[WHAT IS BEING ASKED]: Print the full listing exactly.

[MATERIAL FOR THIS EXERCISE]:
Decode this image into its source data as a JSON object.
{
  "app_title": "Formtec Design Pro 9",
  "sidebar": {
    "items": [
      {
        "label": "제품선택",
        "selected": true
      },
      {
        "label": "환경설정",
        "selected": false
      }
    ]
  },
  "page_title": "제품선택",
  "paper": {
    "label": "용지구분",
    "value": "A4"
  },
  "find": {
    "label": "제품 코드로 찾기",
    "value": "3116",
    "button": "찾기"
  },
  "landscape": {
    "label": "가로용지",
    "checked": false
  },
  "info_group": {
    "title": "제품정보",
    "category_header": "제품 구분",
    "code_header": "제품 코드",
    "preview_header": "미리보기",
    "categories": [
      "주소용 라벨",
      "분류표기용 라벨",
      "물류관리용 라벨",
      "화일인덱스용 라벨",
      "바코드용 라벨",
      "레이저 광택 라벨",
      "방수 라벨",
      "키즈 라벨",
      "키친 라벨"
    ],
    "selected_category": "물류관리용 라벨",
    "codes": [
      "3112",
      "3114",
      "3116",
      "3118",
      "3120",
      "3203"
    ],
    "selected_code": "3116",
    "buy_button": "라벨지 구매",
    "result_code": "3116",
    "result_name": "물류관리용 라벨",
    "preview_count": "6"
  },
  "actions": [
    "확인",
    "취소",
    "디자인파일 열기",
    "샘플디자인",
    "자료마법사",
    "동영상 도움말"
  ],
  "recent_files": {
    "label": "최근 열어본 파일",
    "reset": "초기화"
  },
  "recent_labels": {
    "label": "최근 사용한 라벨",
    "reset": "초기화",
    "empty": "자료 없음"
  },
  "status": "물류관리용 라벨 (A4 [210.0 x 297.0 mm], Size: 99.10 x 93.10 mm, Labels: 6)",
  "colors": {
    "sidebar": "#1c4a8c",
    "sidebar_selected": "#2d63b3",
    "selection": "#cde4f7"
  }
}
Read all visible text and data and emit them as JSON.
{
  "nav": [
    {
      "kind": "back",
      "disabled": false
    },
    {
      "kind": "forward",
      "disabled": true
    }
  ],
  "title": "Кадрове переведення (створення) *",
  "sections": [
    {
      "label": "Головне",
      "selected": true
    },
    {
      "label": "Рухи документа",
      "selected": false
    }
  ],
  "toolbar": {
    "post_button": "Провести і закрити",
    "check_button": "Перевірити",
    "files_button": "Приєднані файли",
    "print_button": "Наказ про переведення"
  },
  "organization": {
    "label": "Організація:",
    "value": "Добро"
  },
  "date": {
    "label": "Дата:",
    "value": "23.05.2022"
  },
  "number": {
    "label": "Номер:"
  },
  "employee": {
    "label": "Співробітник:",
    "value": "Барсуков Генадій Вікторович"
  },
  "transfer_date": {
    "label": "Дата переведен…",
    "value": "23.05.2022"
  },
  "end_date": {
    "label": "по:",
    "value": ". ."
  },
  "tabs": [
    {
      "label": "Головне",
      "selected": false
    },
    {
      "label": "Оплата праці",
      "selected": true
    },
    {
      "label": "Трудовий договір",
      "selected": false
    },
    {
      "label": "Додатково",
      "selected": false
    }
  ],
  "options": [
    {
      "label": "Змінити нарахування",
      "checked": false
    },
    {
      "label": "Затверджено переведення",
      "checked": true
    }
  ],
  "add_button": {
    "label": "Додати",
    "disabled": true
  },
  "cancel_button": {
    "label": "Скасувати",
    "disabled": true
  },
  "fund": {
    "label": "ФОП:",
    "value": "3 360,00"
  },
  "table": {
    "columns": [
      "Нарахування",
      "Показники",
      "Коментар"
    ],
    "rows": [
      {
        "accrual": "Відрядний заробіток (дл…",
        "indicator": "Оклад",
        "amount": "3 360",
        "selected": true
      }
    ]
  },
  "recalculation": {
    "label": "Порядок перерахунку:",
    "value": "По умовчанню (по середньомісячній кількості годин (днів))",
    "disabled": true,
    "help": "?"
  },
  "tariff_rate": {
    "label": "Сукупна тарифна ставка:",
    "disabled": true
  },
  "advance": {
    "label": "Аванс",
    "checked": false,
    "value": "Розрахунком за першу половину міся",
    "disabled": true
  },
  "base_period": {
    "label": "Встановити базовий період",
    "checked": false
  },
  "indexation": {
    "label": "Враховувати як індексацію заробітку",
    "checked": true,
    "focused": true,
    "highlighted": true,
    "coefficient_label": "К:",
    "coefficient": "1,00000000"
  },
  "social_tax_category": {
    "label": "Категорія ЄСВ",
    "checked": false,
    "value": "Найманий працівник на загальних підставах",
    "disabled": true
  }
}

[COMPLETED TASK]:
Decode this image into its source data as a JSON object.
{
  "app_title": "Formtec Design Pro 9",
  "sidebar": {
    "items": [
      {
        "label": "제품선택",
        "selected": true
      },
      {
        "label": "환경설정",
        "selected": false
      }
    ]
  },
  "page_title": "제품선택",
  "paper": {
    "label": "용지구분",
    "value": "A4"
  },
  "find": {
    "label": "제품 코드로 찾기",
    "value": "3116",
    "button": "찾기"
  },
  "landscape": {
    "label": "가로용지",
    "checked": false
  },
  "info_group": {
    "title": "제품정보",
    "category_header": "제품 구분",
    "code_header": "제품 코드",
    "preview_header": "미리보기",
    "categories": [
      "주소용 라벨",
      "분류표기용 라벨",
      "물류관리용 라벨",
      "화일인덱스용 라벨",
      "바코드용 라벨",
      "레이저 광택 라벨",
      "방수 라벨",
      "키즈 라벨",
      "키친 라벨"
    ],
    "selected_category": "물류관리용 라벨",
    "codes": [
      "3112",
      "3114",
      "3116",
      "3118",
      "3120",
      "3203"
    ],
    "selected_code": "3116",
    "buy_button": "라벨지 구매",
    "result_code": "3116",
    "result_name": "물류관리용 라벨",
    "preview_count": "6"
  },
  "actions": [
    "확인",
    "취소",
    "디자인파일 열기",
    "샘플디자인",
    "자료마법사",
    "동영상 도움말"
  ],
  "recent_files": {
    "label": "최근 열어본 파일",
    "reset": "초기화"
  },
  "recent_labels": {
    "label": "최근 사용한 라벨",
    "reset": "초기화",
    "empty": "자료 없음"
  },
  "status": "물류관리용 라벨 (A4 [210.0 x 297.0 mm], Size: 99.10 x 93.10 mm, Labels: 6)",
  "colors": {
    "sidebar": "#1c4a8c",
    "sidebar_selected": "#2d63b3",
    "selection": "#cde4f7"
  }
}
Read all visible text and data and emit them as JSON.
{
  "nav": [
    {
      "kind": "back",
      "disabled": false
    },
    {
      "kind": "forward",
      "disabled": true
    }
  ],
  "title": "Кадрове переведення (створення) *",
  "sections": [
    {
      "label": "Головне",
      "selected": true
    },
    {
      "label": "Рухи документа",
      "selected": false
    }
  ],
  "toolbar": {
    "post_button": "Провести і закрити",
    "check_button": "Перевірити",
    "files_button": "Приєднані файли",
    "print_button": "Наказ про переведення"
  },
  "organization": {
    "label": "Організація:",
    "value": "Добро"
  },
  "date": {
    "label": "Дата:",
    "value": "23.05.2022"
  },
  "number": {
    "label": "Номер:"
  },
  "employee": {
    "label": "Співробітник:",
    "value": "Барсуков Генадій Вікторович"
  },
  "transfer_date": {
    "label": "Дата переведен…",
    "value": "23.05.2022"
  },
  "end_date": {
    "label": "по:",
    "value": ". ."
  },
  "tabs": [
    {
      "label": "Головне",
      "selected": false
    },
    {
      "label": "Оплата праці",
      "selected": true
    },
    {
      "label": "Трудовий договір",
      "selected": false
    },
    {
      "label": "Додатково",
      "selected": false
    }
  ],
  "options": [
    {
      "label": "Змінити нарахування",
      "checked": false
    },
    {
      "label": "Затверджено переведення",
      "checked": true
    }
  ],
  "add_button": {
    "label": "Додати",
    "disabled": true
  },
  "cancel_button": {
    "label": "Скасувати",
    "disabled": true
  },
  "fund": {
    "label": "ФОП:",
    "value": "3 360,00"
  },
  "table": {
    "columns": [
      "Нарахування",
      "Показники",
      "Коментар"
    ],
    "rows": [
      {
        "accrual": "Відрядний заробіток (дл…",
        "indicator": "Оклад",
        "amount": "3 360",
        "selected": true
      }
    ]
  },
  "recalculation": {
    "label": "Порядок перерахунку:",
    "value": "По умовчанню (по середньомісячній кількості годин (днів))",
    "disabled": true,
    "help": "?"
  },
  "tariff_rate": {
    "label": "Сукупна тарифна ставка:",
    "disabled": true
  },
  "advance": {
    "label": "Аванс",
    "checked": false,
    "value": "Розрахунком за першу половину міся",
    "disabled": true
  },
  "base_period": {
    "label": "Встановити базовий період",
    "checked": false
  },
  "indexation": {
    "label": "Враховувати як індексацію заробітку",
    "checked": true,
    "focused": true,
    "highlighted": true,
    "coefficient_label": "К:",
    "coefficient": "1,00000000"
  },
  "social_tax_category": {
    "label": "Категорія ЄСВ",
    "checked": false,
    "value": "Найманий працівник на загальних підставах",
    "disabled": true
  }
}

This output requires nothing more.